[Data entries]

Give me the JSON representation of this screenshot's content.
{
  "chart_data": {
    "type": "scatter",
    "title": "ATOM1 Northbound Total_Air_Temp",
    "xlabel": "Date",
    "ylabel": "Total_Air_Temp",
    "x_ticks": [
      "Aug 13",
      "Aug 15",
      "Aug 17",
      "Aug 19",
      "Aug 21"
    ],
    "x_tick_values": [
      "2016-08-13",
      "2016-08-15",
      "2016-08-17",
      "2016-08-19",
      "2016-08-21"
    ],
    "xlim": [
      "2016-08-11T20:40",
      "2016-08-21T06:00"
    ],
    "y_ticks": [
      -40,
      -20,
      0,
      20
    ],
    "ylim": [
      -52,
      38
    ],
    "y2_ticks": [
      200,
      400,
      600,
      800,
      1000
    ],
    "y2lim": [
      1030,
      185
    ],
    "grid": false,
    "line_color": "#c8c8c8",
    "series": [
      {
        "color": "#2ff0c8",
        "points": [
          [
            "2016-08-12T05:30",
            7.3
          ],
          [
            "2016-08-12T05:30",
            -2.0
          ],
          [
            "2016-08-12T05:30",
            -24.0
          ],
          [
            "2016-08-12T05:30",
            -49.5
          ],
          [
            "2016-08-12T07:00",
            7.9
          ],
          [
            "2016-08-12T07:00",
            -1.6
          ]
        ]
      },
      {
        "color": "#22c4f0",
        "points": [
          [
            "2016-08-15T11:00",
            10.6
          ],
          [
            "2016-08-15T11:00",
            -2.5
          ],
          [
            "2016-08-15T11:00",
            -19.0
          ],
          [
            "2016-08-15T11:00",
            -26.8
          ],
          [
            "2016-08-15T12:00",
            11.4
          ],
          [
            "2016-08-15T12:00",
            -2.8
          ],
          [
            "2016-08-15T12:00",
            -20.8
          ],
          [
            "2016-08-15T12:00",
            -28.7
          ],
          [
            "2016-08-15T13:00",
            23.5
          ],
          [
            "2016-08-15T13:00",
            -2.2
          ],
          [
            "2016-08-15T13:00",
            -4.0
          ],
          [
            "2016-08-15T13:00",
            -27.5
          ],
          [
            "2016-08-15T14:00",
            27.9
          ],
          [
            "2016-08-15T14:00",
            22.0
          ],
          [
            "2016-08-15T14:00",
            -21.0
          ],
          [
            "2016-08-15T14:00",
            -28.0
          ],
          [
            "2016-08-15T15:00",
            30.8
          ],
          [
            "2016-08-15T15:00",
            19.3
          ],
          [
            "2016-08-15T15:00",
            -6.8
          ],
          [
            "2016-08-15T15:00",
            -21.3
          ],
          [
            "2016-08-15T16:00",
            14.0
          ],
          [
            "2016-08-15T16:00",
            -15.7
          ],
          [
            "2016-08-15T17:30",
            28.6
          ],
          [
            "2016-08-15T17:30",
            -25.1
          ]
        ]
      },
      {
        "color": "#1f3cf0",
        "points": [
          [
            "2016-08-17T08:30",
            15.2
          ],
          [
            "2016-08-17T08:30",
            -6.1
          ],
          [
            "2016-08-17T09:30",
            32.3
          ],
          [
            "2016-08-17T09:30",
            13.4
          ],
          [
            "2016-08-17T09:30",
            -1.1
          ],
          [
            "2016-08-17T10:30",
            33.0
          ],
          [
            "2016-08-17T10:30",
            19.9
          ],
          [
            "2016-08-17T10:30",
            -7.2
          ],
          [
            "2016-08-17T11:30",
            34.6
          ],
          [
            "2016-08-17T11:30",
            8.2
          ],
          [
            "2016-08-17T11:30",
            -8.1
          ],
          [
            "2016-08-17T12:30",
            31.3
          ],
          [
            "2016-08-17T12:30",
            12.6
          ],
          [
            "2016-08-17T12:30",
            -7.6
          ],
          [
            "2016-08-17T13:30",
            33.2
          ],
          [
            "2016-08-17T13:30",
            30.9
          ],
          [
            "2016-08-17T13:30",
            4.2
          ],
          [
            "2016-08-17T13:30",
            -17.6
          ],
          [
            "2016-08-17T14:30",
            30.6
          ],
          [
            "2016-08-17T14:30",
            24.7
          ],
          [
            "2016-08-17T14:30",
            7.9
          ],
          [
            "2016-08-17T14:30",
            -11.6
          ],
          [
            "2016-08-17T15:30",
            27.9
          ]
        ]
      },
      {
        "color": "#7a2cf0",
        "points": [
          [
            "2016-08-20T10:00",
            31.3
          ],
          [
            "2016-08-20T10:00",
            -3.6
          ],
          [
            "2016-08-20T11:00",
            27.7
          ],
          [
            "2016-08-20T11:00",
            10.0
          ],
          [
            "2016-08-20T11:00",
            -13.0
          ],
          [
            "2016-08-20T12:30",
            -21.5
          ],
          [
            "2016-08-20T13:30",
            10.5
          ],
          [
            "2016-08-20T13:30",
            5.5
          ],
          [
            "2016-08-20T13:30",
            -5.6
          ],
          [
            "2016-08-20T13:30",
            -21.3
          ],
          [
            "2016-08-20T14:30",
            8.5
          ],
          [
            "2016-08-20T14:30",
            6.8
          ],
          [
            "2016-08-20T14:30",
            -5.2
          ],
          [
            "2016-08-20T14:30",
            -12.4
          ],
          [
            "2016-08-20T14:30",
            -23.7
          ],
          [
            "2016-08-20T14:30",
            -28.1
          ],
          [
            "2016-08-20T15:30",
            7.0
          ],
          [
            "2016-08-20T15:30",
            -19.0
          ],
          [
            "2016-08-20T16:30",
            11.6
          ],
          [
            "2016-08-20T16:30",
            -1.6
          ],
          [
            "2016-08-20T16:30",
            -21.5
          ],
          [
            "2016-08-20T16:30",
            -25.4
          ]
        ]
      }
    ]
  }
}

* [The problem] Return every entry exactly as given.

* [Problem solution]
Give me the JSON representation of this screenshot's content.
{
  "chart_data": {
    "type": "scatter",
    "title": "ATOM1 Northbound Total_Air_Temp",
    "xlabel": "Date",
    "ylabel": "Total_Air_Temp",
    "x_ticks": [
      "Aug 13",
      "Aug 15",
      "Aug 17",
      "Aug 19",
      "Aug 21"
    ],
    "x_tick_values": [
      "2016-08-13",
      "2016-08-15",
      "2016-08-17",
      "2016-08-19",
      "2016-08-21"
    ],
    "xlim": [
      "2016-08-11T20:40",
      "2016-08-21T06:00"
    ],
    "y_ticks": [
      -40,
      -20,
      0,
      20
    ],
    "ylim": [
      -52,
      38
    ],
    "y2_ticks": [
      200,
      400,
      600,
      800,
      1000
    ],
    "y2lim": [
      1030,
      185
    ],
    "grid": false,
    "line_color": "#c8c8c8",
    "series": [
      {
        "color": "#2ff0c8",
        "points": [
          [
            "2016-08-12T05:30",
            7.3
          ],
          [
            "2016-08-12T05:30",
            -2.0
          ],
          [
            "2016-08-12T05:30",
            -24.0
          ],
          [
            "2016-08-12T05:30",
            -49.5
          ],
          [
            "2016-08-12T07:00",
            7.9
          ],
          [
            "2016-08-12T07:00",
            -1.6
          ]
        ]
      },
      {
        "color": "#22c4f0",
        "points": [
          [
            "2016-08-15T11:00",
            10.6
          ],
          [
            "2016-08-15T11:00",
            -2.5
          ],
          [
            "2016-08-15T11:00",
            -19.0
          ],
          [
            "2016-08-15T11:00",
            -26.8
          ],
          [
            "2016-08-15T12:00",
            11.4
          ],
          [
            "2016-08-15T12:00",
            -2.8
          ],
          [
            "2016-08-15T12:00",
            -20.8
          ],
          [
            "2016-08-15T12:00",
            -28.7
          ],
          [
            "2016-08-15T13:00",
            23.5
          ],
          [
            "2016-08-15T13:00",
            -2.2
          ],
          [
            "2016-08-15T13:00",
            -4.0
          ],
          [
            "2016-08-15T13:00",
            -27.5
          ],
          [
            "2016-08-15T14:00",
            27.9
          ],
          [
            "2016-08-15T14:00",
            22.0
          ],
          [
            "2016-08-15T14:00",
            -21.0
          ],
          [
            "2016-08-15T14:00",
            -28.0
          ],
          [
            "2016-08-15T15:00",
            30.8
          ],
          [
            "2016-08-15T15:00",
            19.3
          ],
          [
            "2016-08-15T15:00",
            -6.8
          ],
          [
            "2016-08-15T15:00",
            -21.3
          ],
          [
            "2016-08-15T16:00",
            14.0
          ],
          [
            "2016-08-15T16:00",
            -15.7
          ],
          [
            "2016-08-15T17:30",
            28.6
          ],
          [
            "2016-08-15T17:30",
            -25.1
          ]
        ]
      },
      {
        "color": "#1f3cf0",
        "points": [
          [
            "2016-08-17T08:30",
            15.2
          ],
          [
            "2016-08-17T08:30",
            -6.1
          ],
          [
            "2016-08-17T09:30",
            32.3
          ],
          [
            "2016-08-17T09:30",
            13.4
          ],
          [
            "2016-08-17T09:30",
            -1.1
          ],
          [
            "2016-08-17T10:30",
            33.0
          ],
          [
            "2016-08-17T10:30",
            19.9
          ],
          [
            "2016-08-17T10:30",
            -7.2
          ],
          [
            "2016-08-17T11:30",
            34.6
          ],
          [
            "2016-08-17T11:30",
            8.2
          ],
          [
            "2016-08-17T11:30",
            -8.1
          ],
          [
            "2016-08-17T12:30",
            31.3
          ],
          [
            "2016-08-17T12:30",
            12.6
          ],
          [
            "2016-08-17T12:30",
            -7.6
          ],
          [
            "2016-08-17T13:30",
            33.2
          ],
          [
            "2016-08-17T13:30",
            30.9
          ],
          [
            "2016-08-17T13:30",
            4.2
          ],
          [
            "2016-08-17T13:30",
            -17.6
          ],
          [
            "2016-08-17T14:30",
            30.6
          ],
          [
            "2016-08-17T14:30",
            24.7
          ],
          [
            "2016-08-17T14:30",
            7.9
          ],
          [
            "2016-08-17T14:30",
            -11.6
          ],
          [
            "2016-08-17T15:30",
            27.9
          ]
        ]
      },
      {
        "color": "#7a2cf0",
        "points": [
          [
            "2016-08-20T10:00",
            31.3
          ],
          [
            "2016-08-20T10:00",
            -3.6
          ],
          [
            "2016-08-20T11:00",
            27.7
          ],
          [
            "2016-08-20T11:00",
            10.0
          ],
          [
            "2016-08-20T11:00",
            -13.0
          ],
          [
            "2016-08-20T12:30",
            -21.5
          ],
          [
            "2016-08-20T13:30",
            10.5
          ],
          [
            "2016-08-20T13:30",
            5.5
          ],
          [
            "2016-08-20T13:30",
            -5.6
          ],
          [
            "2016-08-20T13:30",
            -21.3
          ],
          [
            "2016-08-20T14:30",
            8.5
          ],
          [
            "2016-08-20T14:30",
            6.8
          ],
          [
            "2016-08-20T14:30",
            -5.2
          ],
          [
            "2016-08-20T14:30",
            -12.4
          ],
          [
            "2016-08-20T14:30",
            -23.7
          ],
          [
            "2016-08-20T14:30",
            -28.1
          ],
          [
            "2016-08-20T15:30",
            7.0
          ],
          [
            "2016-08-20T15:30",
            -19.0
          ],
          [
            "2016-08-20T16:30",
            11.6
          ],
          [
            "2016-08-20T16:30",
            -1.6
          ],
          [
            "2016-08-20T16:30",
            -21.5
          ],
          [
            "2016-08-20T16:30",
            -25.4
          ]
        ]
      }
    ]
  }
}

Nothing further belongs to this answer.